**Task directions:** In the entries below, count every line with the string "protocol". State the count and nothing else.

--- Start Supplied information ---

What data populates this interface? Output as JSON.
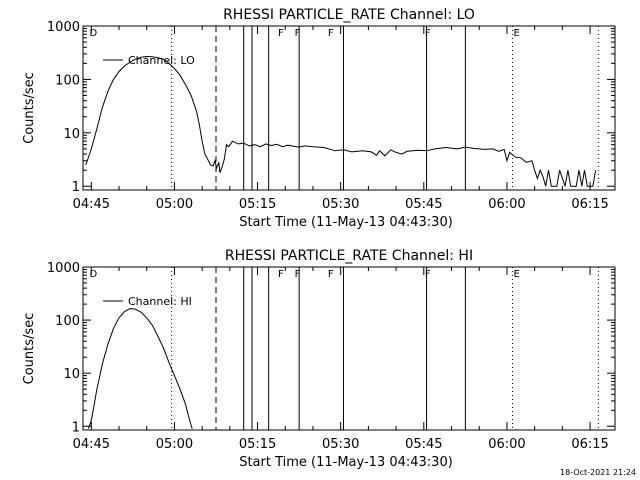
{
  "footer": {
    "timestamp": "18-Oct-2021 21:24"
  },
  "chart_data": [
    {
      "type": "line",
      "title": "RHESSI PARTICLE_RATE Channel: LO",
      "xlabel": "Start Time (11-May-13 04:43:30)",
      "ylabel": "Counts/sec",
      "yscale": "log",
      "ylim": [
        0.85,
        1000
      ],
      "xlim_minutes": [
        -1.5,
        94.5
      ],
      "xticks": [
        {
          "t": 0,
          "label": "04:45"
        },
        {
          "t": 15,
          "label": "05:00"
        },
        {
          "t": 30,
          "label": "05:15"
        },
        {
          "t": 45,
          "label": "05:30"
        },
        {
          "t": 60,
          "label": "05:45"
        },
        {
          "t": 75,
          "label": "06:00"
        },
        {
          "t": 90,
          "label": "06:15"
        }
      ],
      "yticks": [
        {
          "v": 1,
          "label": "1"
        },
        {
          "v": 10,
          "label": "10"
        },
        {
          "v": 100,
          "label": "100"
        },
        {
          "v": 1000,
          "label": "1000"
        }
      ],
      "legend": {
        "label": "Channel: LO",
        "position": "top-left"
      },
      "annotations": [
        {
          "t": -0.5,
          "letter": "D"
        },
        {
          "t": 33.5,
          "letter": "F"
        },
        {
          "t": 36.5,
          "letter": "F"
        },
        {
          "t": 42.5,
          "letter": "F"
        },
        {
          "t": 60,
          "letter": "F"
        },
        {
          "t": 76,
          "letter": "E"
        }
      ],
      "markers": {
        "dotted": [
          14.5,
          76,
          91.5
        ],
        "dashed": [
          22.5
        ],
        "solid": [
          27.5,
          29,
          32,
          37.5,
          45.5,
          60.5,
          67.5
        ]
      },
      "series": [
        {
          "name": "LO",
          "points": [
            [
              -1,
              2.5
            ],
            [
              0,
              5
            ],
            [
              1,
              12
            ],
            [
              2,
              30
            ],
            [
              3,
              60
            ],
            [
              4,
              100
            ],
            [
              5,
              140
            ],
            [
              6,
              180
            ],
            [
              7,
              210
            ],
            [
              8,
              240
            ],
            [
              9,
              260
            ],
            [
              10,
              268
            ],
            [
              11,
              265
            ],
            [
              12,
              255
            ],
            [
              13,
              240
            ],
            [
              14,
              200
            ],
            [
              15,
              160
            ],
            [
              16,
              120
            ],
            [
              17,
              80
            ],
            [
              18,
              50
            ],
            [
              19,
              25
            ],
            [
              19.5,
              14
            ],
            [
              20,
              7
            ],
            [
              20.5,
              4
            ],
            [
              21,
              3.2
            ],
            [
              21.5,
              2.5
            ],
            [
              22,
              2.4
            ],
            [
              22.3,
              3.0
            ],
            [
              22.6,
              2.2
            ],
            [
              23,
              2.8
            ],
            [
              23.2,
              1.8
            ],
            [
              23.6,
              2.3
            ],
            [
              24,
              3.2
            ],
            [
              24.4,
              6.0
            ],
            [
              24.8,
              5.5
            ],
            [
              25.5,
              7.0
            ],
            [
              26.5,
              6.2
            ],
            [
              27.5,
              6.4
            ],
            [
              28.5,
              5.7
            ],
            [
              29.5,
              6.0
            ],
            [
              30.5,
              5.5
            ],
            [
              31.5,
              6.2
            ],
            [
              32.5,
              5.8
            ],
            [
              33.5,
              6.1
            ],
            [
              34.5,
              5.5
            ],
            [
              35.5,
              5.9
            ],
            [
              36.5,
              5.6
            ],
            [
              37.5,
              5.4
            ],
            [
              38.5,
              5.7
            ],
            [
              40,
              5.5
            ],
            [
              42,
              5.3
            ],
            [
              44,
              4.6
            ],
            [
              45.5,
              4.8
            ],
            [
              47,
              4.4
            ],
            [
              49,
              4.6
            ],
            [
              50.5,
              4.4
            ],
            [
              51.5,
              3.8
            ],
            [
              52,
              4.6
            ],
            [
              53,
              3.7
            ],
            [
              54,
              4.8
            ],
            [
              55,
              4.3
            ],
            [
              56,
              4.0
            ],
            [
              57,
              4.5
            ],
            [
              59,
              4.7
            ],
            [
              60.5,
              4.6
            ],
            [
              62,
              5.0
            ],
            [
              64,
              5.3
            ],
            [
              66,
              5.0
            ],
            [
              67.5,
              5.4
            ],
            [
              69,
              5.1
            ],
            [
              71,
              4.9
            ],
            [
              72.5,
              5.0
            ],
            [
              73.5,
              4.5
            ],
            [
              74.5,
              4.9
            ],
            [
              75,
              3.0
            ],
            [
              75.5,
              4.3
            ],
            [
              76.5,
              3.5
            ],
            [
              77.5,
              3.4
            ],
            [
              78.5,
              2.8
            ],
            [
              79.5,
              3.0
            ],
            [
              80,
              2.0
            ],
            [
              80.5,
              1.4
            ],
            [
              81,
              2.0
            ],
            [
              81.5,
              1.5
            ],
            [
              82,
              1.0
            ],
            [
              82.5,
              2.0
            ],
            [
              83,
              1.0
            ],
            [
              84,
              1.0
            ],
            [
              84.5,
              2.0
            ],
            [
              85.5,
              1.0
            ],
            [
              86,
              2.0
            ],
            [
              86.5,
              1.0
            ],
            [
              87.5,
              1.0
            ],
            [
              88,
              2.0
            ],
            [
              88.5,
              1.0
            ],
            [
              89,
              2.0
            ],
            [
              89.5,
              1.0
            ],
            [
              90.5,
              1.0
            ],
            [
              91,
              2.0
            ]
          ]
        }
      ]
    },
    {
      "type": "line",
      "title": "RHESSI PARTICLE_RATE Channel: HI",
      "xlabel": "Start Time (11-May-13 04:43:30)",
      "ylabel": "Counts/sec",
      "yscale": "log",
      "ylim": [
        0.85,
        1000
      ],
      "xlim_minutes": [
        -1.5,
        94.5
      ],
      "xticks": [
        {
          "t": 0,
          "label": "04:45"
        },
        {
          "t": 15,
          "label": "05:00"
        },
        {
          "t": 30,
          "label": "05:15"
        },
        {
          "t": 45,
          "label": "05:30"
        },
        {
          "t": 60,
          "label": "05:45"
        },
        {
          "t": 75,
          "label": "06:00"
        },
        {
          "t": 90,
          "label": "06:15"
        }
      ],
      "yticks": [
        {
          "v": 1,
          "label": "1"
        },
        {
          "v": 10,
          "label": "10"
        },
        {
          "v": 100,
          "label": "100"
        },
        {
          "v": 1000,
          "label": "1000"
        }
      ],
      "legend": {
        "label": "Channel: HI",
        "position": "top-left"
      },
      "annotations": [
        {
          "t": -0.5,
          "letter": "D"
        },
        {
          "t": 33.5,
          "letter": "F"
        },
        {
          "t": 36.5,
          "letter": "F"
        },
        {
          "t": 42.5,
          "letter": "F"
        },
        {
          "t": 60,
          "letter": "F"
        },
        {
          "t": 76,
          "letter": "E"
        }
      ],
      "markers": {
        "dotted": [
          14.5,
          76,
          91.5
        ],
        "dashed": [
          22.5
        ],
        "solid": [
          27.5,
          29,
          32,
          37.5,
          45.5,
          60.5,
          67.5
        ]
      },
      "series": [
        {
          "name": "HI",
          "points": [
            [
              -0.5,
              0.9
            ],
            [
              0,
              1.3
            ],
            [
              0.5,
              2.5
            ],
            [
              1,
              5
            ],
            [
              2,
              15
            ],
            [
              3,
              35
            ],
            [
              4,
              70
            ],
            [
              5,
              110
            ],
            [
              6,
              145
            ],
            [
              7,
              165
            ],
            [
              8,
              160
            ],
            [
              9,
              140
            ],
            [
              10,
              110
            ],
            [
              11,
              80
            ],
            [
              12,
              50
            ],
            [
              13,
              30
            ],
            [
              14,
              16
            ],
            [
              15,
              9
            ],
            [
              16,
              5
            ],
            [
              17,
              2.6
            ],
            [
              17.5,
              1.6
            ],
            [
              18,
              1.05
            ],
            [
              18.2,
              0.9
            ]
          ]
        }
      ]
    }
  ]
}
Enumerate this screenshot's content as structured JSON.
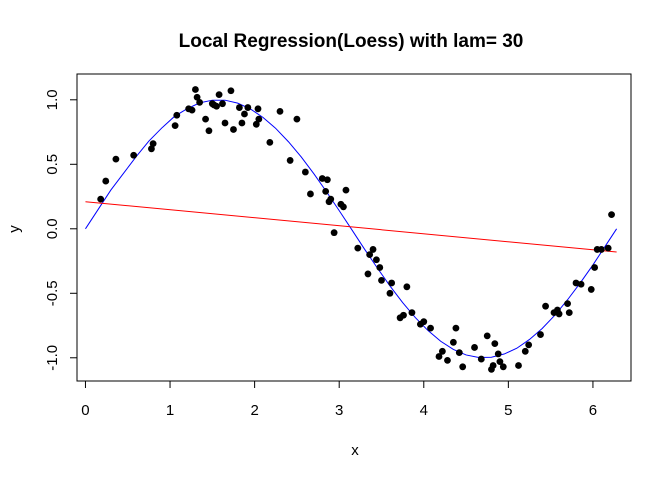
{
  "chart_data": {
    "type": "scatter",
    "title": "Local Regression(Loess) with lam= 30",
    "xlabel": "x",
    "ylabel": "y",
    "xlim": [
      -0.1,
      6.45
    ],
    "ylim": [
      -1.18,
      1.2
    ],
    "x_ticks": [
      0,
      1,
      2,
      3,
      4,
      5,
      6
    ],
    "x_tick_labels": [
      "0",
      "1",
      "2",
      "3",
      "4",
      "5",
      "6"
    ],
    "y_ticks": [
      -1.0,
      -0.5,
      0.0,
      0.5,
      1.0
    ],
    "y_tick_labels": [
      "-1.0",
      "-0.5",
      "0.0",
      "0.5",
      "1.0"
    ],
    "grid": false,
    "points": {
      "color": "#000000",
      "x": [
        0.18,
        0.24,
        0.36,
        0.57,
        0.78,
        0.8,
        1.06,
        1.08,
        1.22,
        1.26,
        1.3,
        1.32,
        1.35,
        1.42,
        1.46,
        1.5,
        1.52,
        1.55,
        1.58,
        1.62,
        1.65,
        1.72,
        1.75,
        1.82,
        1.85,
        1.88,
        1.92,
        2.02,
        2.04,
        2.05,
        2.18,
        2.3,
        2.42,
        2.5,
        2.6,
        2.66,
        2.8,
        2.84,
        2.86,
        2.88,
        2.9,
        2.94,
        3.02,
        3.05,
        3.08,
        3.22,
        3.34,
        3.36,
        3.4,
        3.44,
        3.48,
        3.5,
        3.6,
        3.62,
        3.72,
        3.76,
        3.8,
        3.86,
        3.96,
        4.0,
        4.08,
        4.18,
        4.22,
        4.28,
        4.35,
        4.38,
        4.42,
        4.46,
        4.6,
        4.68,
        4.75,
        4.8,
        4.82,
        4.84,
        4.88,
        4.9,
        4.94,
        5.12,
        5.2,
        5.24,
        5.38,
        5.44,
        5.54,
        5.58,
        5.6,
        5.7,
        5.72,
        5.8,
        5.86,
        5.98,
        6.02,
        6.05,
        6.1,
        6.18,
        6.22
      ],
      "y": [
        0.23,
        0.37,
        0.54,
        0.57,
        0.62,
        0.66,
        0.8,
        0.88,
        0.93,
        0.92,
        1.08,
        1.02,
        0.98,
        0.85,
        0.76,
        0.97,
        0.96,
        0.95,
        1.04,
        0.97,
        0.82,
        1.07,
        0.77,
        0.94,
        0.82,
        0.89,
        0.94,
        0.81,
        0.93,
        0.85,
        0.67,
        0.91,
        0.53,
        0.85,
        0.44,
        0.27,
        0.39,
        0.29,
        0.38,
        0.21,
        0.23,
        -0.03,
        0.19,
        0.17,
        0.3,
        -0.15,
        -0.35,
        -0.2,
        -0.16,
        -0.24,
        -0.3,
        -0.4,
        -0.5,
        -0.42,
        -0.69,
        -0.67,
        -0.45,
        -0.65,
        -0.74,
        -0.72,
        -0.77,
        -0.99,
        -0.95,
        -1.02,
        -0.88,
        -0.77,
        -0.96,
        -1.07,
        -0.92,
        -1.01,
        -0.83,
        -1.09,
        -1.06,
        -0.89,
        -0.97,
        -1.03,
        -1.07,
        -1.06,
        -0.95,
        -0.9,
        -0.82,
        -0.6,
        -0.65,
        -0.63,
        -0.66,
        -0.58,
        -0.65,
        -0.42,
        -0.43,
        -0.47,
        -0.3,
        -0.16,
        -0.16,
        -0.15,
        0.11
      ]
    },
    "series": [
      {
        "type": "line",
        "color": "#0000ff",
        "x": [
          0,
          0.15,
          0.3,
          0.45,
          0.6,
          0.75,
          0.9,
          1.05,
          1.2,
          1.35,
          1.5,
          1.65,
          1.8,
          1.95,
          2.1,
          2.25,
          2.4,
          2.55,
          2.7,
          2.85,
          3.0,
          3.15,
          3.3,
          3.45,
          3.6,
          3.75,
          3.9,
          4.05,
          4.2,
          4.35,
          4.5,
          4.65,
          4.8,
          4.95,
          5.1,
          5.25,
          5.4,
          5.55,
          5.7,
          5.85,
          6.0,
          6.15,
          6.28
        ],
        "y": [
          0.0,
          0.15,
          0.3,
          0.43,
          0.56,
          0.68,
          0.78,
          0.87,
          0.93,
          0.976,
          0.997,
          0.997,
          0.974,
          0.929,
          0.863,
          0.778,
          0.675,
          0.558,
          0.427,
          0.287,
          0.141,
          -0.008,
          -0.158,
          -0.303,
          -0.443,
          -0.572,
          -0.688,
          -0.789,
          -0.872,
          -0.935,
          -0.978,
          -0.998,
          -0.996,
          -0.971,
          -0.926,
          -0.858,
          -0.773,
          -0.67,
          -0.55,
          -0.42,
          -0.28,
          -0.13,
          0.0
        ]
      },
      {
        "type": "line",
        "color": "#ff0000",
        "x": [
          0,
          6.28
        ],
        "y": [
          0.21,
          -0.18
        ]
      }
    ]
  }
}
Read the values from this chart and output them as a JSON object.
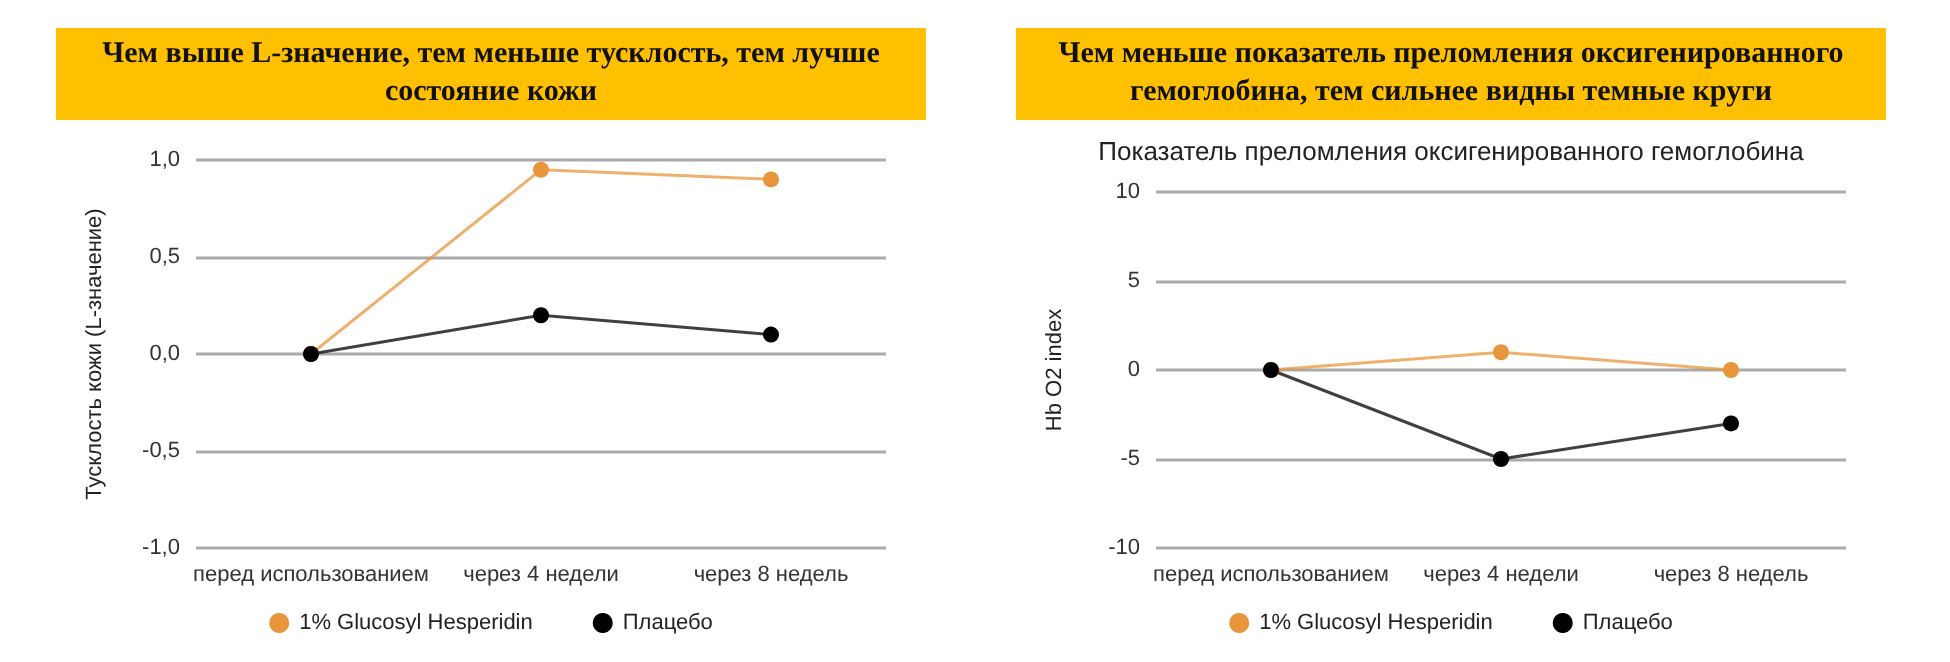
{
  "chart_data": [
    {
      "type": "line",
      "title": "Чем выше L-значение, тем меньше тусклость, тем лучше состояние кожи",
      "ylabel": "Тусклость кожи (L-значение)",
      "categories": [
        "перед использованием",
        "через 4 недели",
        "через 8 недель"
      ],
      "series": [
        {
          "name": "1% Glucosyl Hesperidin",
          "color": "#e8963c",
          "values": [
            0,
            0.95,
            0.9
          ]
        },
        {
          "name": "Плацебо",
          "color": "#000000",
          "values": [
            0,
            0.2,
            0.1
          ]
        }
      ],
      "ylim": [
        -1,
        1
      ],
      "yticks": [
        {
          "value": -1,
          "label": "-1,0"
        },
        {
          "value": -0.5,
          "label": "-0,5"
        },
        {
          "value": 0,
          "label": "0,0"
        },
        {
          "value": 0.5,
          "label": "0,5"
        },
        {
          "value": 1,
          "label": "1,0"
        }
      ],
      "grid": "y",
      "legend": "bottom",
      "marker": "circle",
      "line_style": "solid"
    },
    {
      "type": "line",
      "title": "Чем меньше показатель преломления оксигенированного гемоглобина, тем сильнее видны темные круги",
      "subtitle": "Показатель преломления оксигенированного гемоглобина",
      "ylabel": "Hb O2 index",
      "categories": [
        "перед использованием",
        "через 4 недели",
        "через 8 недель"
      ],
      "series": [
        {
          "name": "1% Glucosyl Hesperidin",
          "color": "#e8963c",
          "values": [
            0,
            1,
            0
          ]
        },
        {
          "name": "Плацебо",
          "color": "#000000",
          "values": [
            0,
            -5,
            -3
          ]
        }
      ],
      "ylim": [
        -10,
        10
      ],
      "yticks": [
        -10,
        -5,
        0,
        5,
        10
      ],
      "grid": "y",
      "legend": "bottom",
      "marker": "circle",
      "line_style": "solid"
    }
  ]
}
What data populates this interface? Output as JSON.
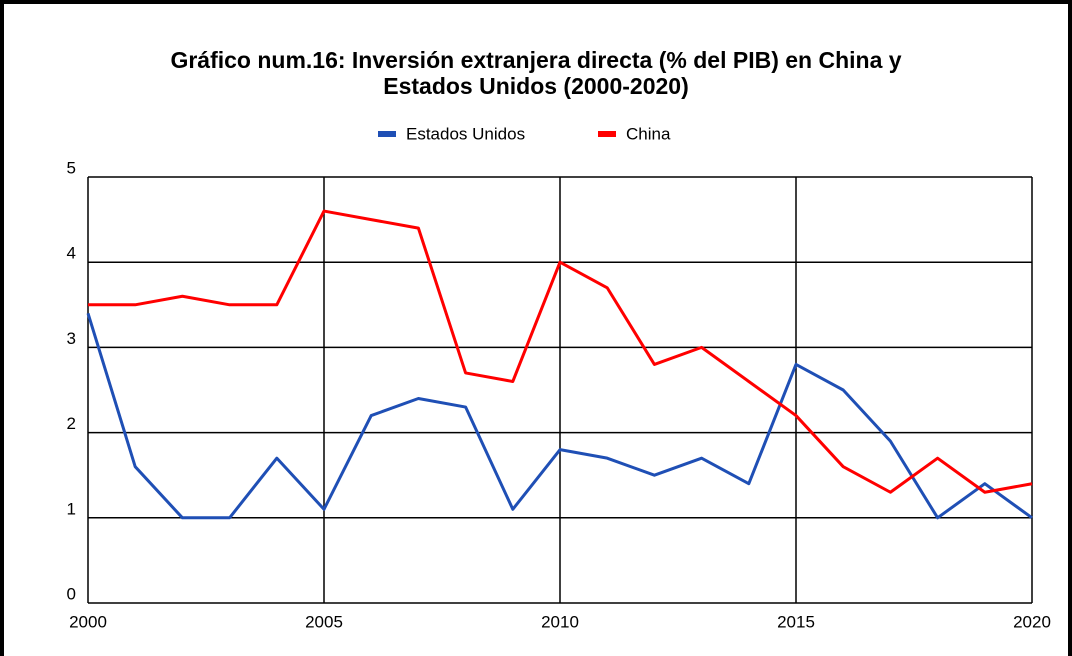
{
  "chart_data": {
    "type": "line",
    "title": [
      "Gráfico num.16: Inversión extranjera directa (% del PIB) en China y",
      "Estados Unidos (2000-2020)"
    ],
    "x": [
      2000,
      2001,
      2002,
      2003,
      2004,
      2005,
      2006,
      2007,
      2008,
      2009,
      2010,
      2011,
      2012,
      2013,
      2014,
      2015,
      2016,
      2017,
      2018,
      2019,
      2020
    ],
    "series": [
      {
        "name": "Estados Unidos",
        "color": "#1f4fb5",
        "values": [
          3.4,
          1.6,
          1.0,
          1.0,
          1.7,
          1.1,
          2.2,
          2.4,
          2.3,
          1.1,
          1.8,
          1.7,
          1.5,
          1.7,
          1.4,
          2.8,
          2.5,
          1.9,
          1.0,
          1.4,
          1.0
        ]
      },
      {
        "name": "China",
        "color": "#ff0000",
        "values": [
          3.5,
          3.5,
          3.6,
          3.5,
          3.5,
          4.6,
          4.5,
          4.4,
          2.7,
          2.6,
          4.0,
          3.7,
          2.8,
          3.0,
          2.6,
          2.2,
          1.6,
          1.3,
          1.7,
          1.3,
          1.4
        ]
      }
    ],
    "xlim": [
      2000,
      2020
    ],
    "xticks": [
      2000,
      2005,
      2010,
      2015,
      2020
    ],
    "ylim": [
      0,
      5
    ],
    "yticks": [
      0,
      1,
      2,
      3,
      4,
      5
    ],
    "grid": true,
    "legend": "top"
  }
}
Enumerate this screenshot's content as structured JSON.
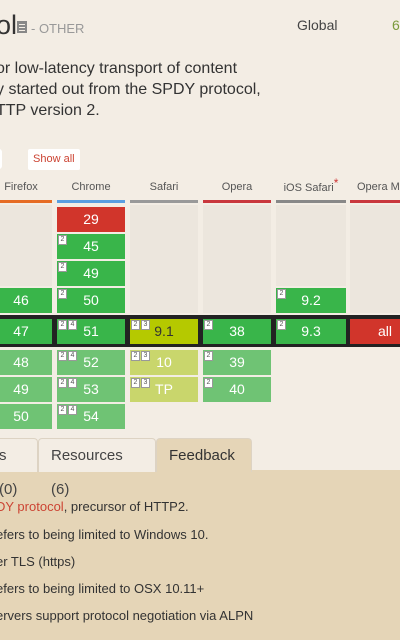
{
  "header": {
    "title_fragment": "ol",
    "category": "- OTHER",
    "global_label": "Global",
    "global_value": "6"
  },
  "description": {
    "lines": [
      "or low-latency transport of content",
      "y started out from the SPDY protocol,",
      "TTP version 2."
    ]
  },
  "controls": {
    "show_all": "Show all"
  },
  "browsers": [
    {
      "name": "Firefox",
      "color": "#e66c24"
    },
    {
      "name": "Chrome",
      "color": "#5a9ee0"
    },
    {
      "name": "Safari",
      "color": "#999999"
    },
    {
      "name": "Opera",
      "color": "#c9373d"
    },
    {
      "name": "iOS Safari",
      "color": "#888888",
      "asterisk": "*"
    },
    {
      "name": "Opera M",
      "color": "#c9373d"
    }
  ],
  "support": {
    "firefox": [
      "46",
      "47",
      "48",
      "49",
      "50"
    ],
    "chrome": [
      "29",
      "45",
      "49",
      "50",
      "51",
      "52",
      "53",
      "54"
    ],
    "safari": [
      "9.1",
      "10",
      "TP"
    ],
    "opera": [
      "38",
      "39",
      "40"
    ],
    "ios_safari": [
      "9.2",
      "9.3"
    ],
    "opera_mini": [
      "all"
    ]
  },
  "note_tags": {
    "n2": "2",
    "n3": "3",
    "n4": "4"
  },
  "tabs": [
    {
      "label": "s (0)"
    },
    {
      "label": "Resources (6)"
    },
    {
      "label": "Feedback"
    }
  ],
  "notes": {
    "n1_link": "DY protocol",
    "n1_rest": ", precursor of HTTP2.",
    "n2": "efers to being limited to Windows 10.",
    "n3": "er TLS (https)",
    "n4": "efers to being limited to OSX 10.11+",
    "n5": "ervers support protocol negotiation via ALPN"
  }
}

--- End Supplied information ---

**Exercise answer:** 3